TASK INSTRUCTIONS.
Each entry has to be copied exactly, with nothing missed.

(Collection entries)
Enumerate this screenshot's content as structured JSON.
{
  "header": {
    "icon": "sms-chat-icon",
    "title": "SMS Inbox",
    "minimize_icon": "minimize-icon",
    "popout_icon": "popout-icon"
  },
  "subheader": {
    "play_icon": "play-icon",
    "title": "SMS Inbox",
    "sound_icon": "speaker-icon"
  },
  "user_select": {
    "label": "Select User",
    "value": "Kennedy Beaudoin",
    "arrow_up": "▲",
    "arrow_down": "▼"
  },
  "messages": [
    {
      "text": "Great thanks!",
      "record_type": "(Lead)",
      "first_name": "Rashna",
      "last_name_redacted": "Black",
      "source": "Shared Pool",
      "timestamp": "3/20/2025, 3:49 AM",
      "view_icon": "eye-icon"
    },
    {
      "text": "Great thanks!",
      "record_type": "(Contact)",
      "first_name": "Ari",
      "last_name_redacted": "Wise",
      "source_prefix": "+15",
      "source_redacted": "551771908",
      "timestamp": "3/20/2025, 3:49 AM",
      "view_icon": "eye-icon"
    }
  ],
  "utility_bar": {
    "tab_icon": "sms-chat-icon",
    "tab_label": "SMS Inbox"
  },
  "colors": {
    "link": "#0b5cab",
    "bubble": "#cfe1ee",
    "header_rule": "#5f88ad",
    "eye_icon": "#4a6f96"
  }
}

RESPONSE TO THIS EXERCISE.
Enumerate this screenshot's content as structured JSON.
{
  "header": {
    "icon": "sms-chat-icon",
    "title": "SMS Inbox",
    "minimize_icon": "minimize-icon",
    "popout_icon": "popout-icon"
  },
  "subheader": {
    "play_icon": "play-icon",
    "title": "SMS Inbox",
    "sound_icon": "speaker-icon"
  },
  "user_select": {
    "label": "Select User",
    "value": "Kennedy Beaudoin",
    "arrow_up": "▲",
    "arrow_down": "▼"
  },
  "messages": [
    {
      "text": "Great thanks!",
      "record_type": "(Lead)",
      "first_name": "Rashna",
      "last_name_redacted": "Black",
      "source": "Shared Pool",
      "timestamp": "3/20/2025, 3:49 AM",
      "view_icon": "eye-icon"
    },
    {
      "text": "Great thanks!",
      "record_type": "(Contact)",
      "first_name": "Ari",
      "last_name_redacted": "Wise",
      "source_prefix": "+15",
      "source_redacted": "551771908",
      "timestamp": "3/20/2025, 3:49 AM",
      "view_icon": "eye-icon"
    }
  ],
  "utility_bar": {
    "tab_icon": "sms-chat-icon",
    "tab_label": "SMS Inbox"
  },
  "colors": {
    "link": "#0b5cab",
    "bubble": "#cfe1ee",
    "header_rule": "#5f88ad",
    "eye_icon": "#4a6f96"
  }
}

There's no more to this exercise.